- Requirement -
Without the pictures, copy the entries below word for word.

- Exercise data -
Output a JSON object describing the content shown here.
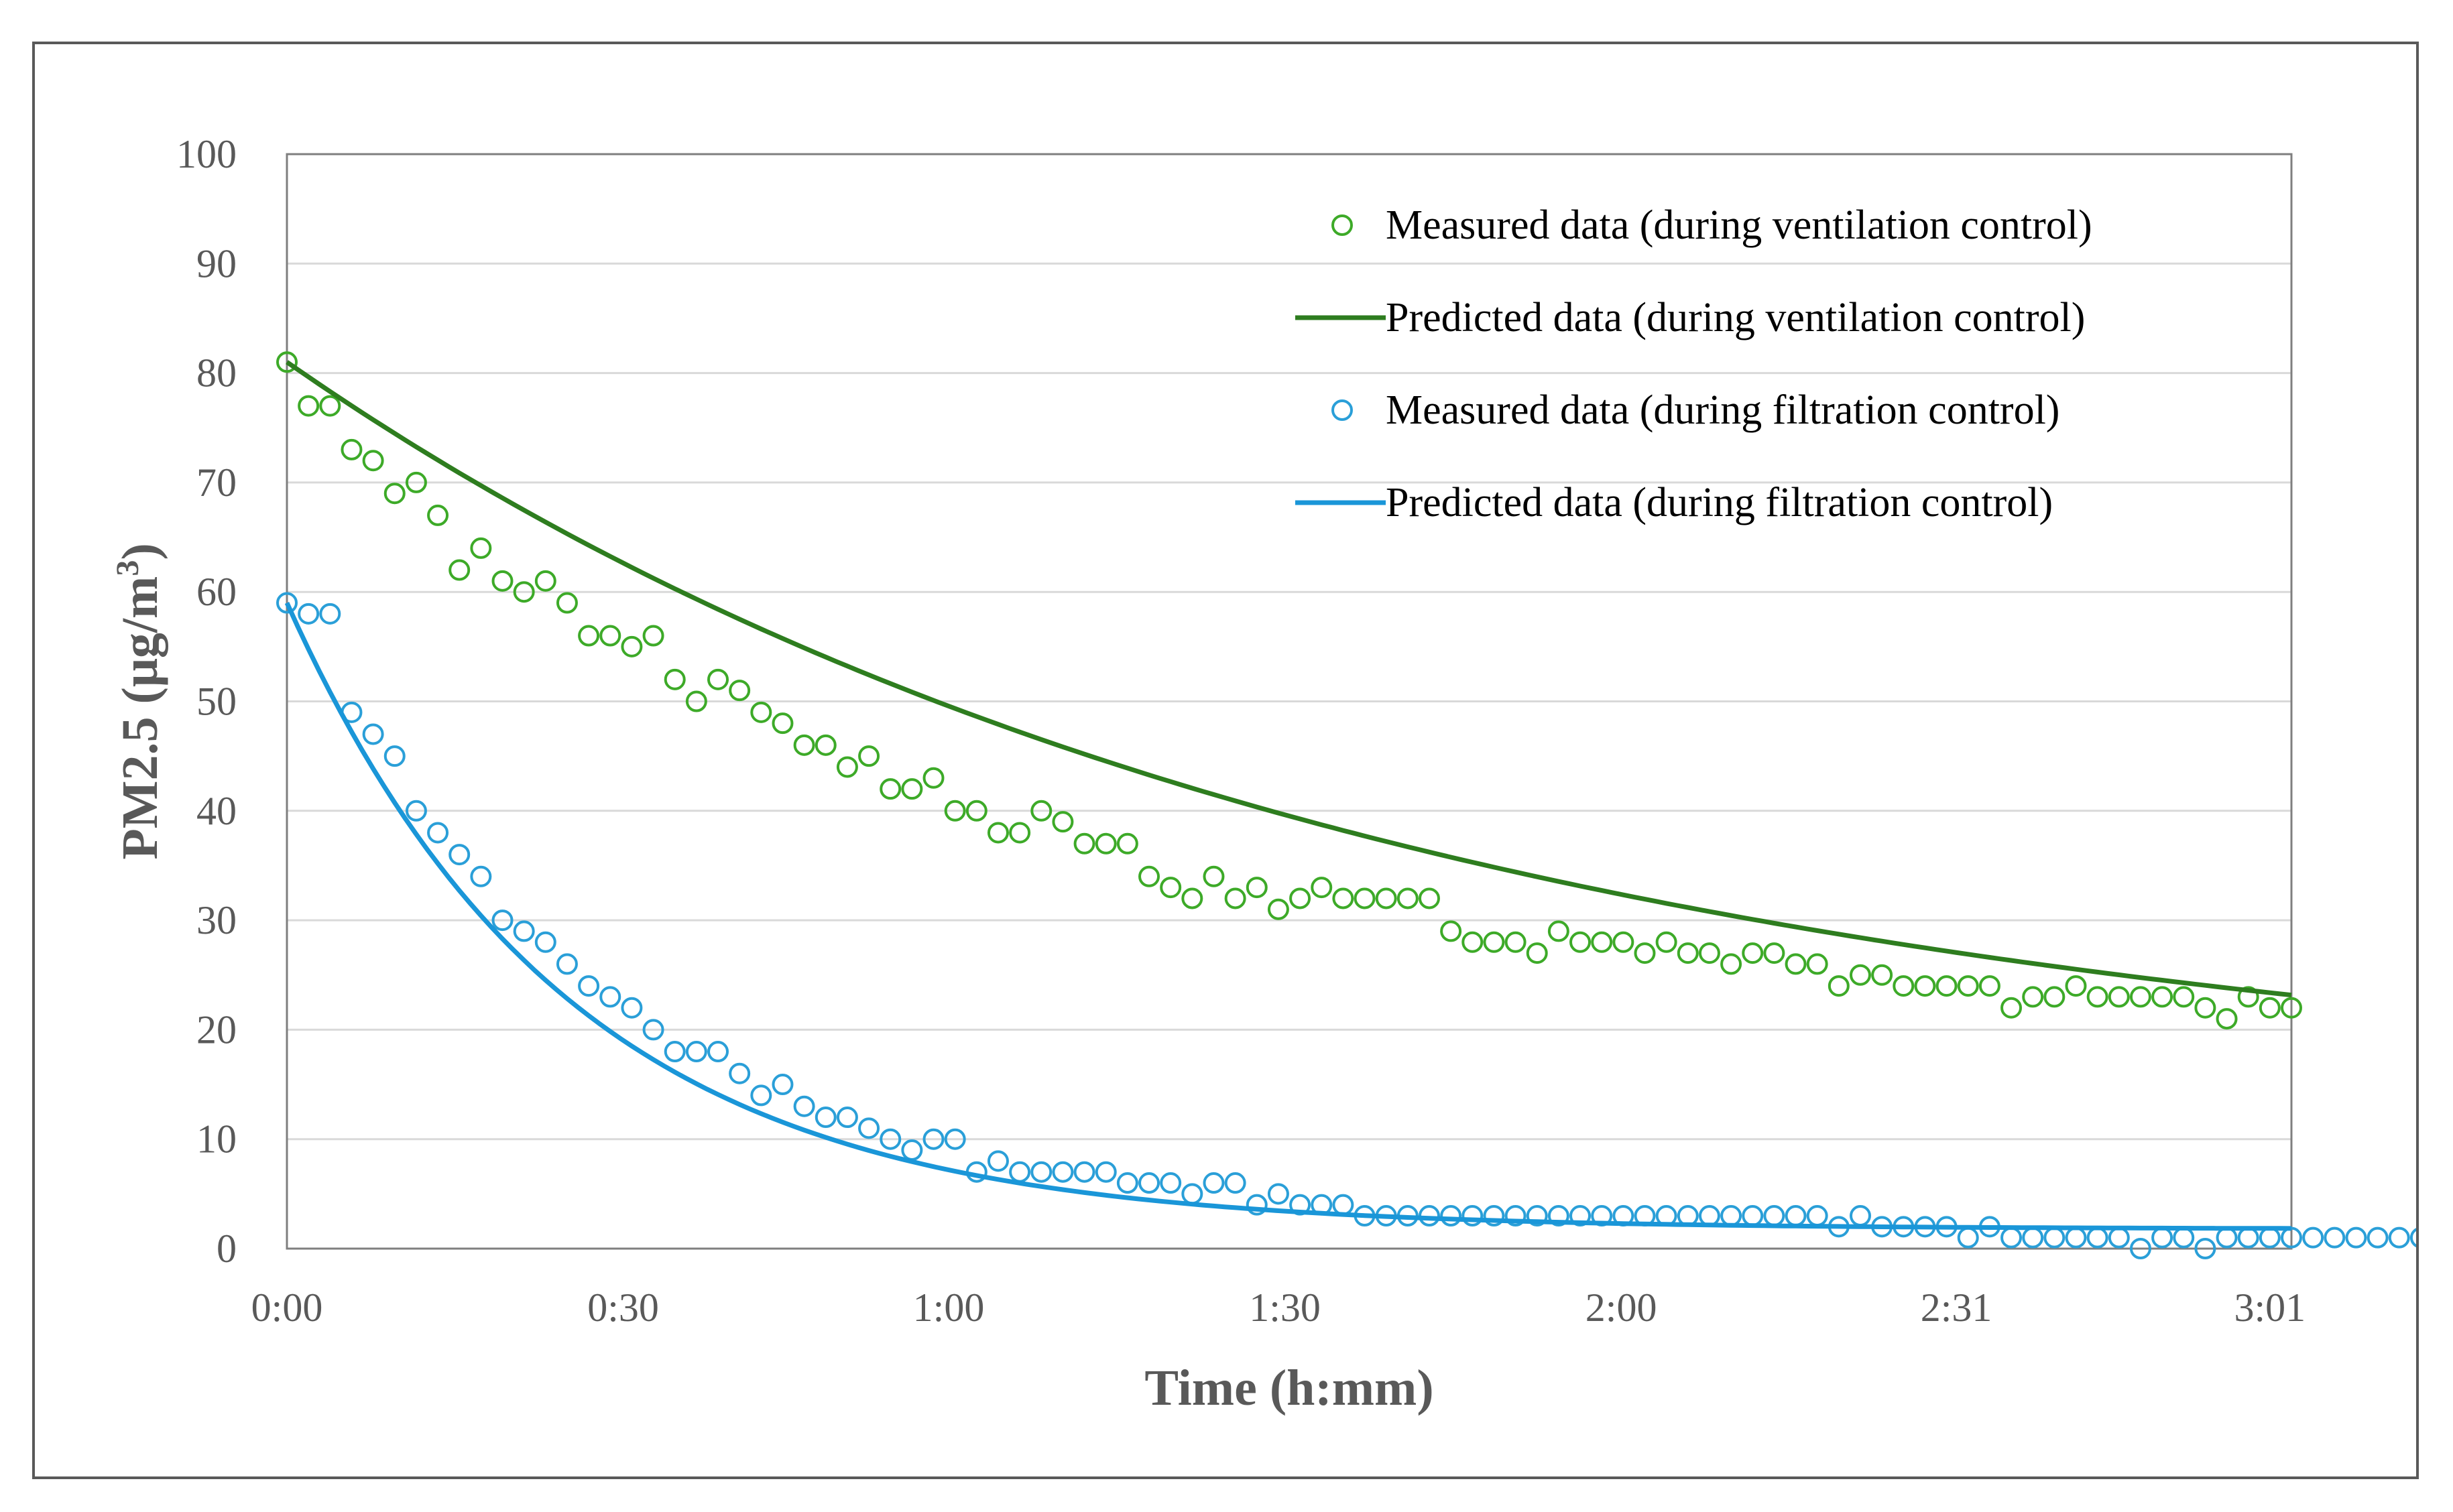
{
  "chart_data": {
    "type": "scatter",
    "title": "",
    "xlabel": "Time (h:mm)",
    "ylabel_main": "PM2.5 (μg/m",
    "ylabel_sup": "3",
    "ylabel_close": ")",
    "ylim": [
      0,
      100
    ],
    "xlim_minutes": [
      0,
      186
    ],
    "y_ticks": [
      0,
      10,
      20,
      30,
      40,
      50,
      60,
      70,
      80,
      90,
      100
    ],
    "x_ticks": [
      {
        "label": "0:00",
        "minutes": 0
      },
      {
        "label": "0:30",
        "minutes": 31.2
      },
      {
        "label": "1:00",
        "minutes": 61.4
      },
      {
        "label": "1:30",
        "minutes": 92.6
      },
      {
        "label": "2:00",
        "minutes": 123.8
      },
      {
        "label": "2:31",
        "minutes": 154.9
      },
      {
        "label": "3:01",
        "minutes": 184
      }
    ],
    "grid": "horizontal",
    "legend_position": "top-right",
    "sample_interval_minutes": 2,
    "series": [
      {
        "name": "Measured data (during ventilation control)",
        "kind": "markers",
        "color": "#3daa28",
        "values": [
          81,
          77,
          77,
          73,
          72,
          69,
          70,
          67,
          62,
          64,
          61,
          60,
          61,
          59,
          56,
          56,
          55,
          56,
          52,
          50,
          52,
          51,
          49,
          48,
          46,
          46,
          44,
          45,
          42,
          42,
          43,
          40,
          40,
          38,
          38,
          40,
          39,
          37,
          37,
          37,
          34,
          33,
          32,
          34,
          32,
          33,
          31,
          32,
          33,
          32,
          32,
          32,
          32,
          32,
          29,
          28,
          28,
          28,
          27,
          29,
          28,
          28,
          28,
          27,
          28,
          27,
          27,
          26,
          27,
          27,
          26,
          26,
          24,
          25,
          25,
          24,
          24,
          24,
          24,
          24,
          22,
          23,
          23,
          24,
          23,
          23,
          23,
          23,
          23,
          22,
          21,
          23,
          22,
          22
        ]
      },
      {
        "name": "Predicted data (during ventilation control)",
        "kind": "line",
        "color": "#2e7d1f",
        "model": {
          "asymptote": 12.5,
          "initial": 81,
          "tau_minutes": 100
        }
      },
      {
        "name": "Measured data (during filtration control)",
        "kind": "markers",
        "color": "#2a9fd8",
        "values": [
          59,
          58,
          58,
          49,
          47,
          45,
          40,
          38,
          36,
          34,
          30,
          29,
          28,
          26,
          24,
          23,
          22,
          20,
          18,
          18,
          18,
          16,
          14,
          15,
          13,
          12,
          12,
          11,
          10,
          9,
          10,
          10,
          7,
          8,
          7,
          7,
          7,
          7,
          7,
          6,
          6,
          6,
          5,
          6,
          6,
          4,
          5,
          4,
          4,
          4,
          3,
          3,
          3,
          3,
          3,
          3,
          3,
          3,
          3,
          3,
          3,
          3,
          3,
          3,
          3,
          3,
          3,
          3,
          3,
          3,
          3,
          3,
          2,
          3,
          2,
          2,
          2,
          2,
          1,
          2,
          1,
          1,
          1,
          1,
          1,
          1,
          0,
          1,
          1,
          0,
          1,
          1,
          1,
          1,
          1,
          1,
          1,
          1,
          1,
          1
        ]
      },
      {
        "name": "Predicted data (during filtration control)",
        "kind": "line",
        "color": "#1a96d8",
        "model": {
          "asymptote": 1.8,
          "initial": 59,
          "tau_minutes": 26
        }
      }
    ]
  }
}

- Exercise answer -
Output a JSON object describing the content shown here.
{
  "chart_data": {
    "type": "scatter",
    "title": "",
    "xlabel": "Time (h:mm)",
    "ylabel_main": "PM2.5 (μg/m",
    "ylabel_sup": "3",
    "ylabel_close": ")",
    "ylim": [
      0,
      100
    ],
    "xlim_minutes": [
      0,
      186
    ],
    "y_ticks": [
      0,
      10,
      20,
      30,
      40,
      50,
      60,
      70,
      80,
      90,
      100
    ],
    "x_ticks": [
      {
        "label": "0:00",
        "minutes": 0
      },
      {
        "label": "0:30",
        "minutes": 31.2
      },
      {
        "label": "1:00",
        "minutes": 61.4
      },
      {
        "label": "1:30",
        "minutes": 92.6
      },
      {
        "label": "2:00",
        "minutes": 123.8
      },
      {
        "label": "2:31",
        "minutes": 154.9
      },
      {
        "label": "3:01",
        "minutes": 184
      }
    ],
    "grid": "horizontal",
    "legend_position": "top-right",
    "sample_interval_minutes": 2,
    "series": [
      {
        "name": "Measured data (during ventilation control)",
        "kind": "markers",
        "color": "#3daa28",
        "values": [
          81,
          77,
          77,
          73,
          72,
          69,
          70,
          67,
          62,
          64,
          61,
          60,
          61,
          59,
          56,
          56,
          55,
          56,
          52,
          50,
          52,
          51,
          49,
          48,
          46,
          46,
          44,
          45,
          42,
          42,
          43,
          40,
          40,
          38,
          38,
          40,
          39,
          37,
          37,
          37,
          34,
          33,
          32,
          34,
          32,
          33,
          31,
          32,
          33,
          32,
          32,
          32,
          32,
          32,
          29,
          28,
          28,
          28,
          27,
          29,
          28,
          28,
          28,
          27,
          28,
          27,
          27,
          26,
          27,
          27,
          26,
          26,
          24,
          25,
          25,
          24,
          24,
          24,
          24,
          24,
          22,
          23,
          23,
          24,
          23,
          23,
          23,
          23,
          23,
          22,
          21,
          23,
          22,
          22
        ]
      },
      {
        "name": "Predicted data (during ventilation control)",
        "kind": "line",
        "color": "#2e7d1f",
        "model": {
          "asymptote": 12.5,
          "initial": 81,
          "tau_minutes": 100
        }
      },
      {
        "name": "Measured data (during filtration control)",
        "kind": "markers",
        "color": "#2a9fd8",
        "values": [
          59,
          58,
          58,
          49,
          47,
          45,
          40,
          38,
          36,
          34,
          30,
          29,
          28,
          26,
          24,
          23,
          22,
          20,
          18,
          18,
          18,
          16,
          14,
          15,
          13,
          12,
          12,
          11,
          10,
          9,
          10,
          10,
          7,
          8,
          7,
          7,
          7,
          7,
          7,
          6,
          6,
          6,
          5,
          6,
          6,
          4,
          5,
          4,
          4,
          4,
          3,
          3,
          3,
          3,
          3,
          3,
          3,
          3,
          3,
          3,
          3,
          3,
          3,
          3,
          3,
          3,
          3,
          3,
          3,
          3,
          3,
          3,
          2,
          3,
          2,
          2,
          2,
          2,
          1,
          2,
          1,
          1,
          1,
          1,
          1,
          1,
          0,
          1,
          1,
          0,
          1,
          1,
          1,
          1,
          1,
          1,
          1,
          1,
          1,
          1
        ]
      },
      {
        "name": "Predicted data (during filtration control)",
        "kind": "line",
        "color": "#1a96d8",
        "model": {
          "asymptote": 1.8,
          "initial": 59,
          "tau_minutes": 26
        }
      }
    ]
  }
}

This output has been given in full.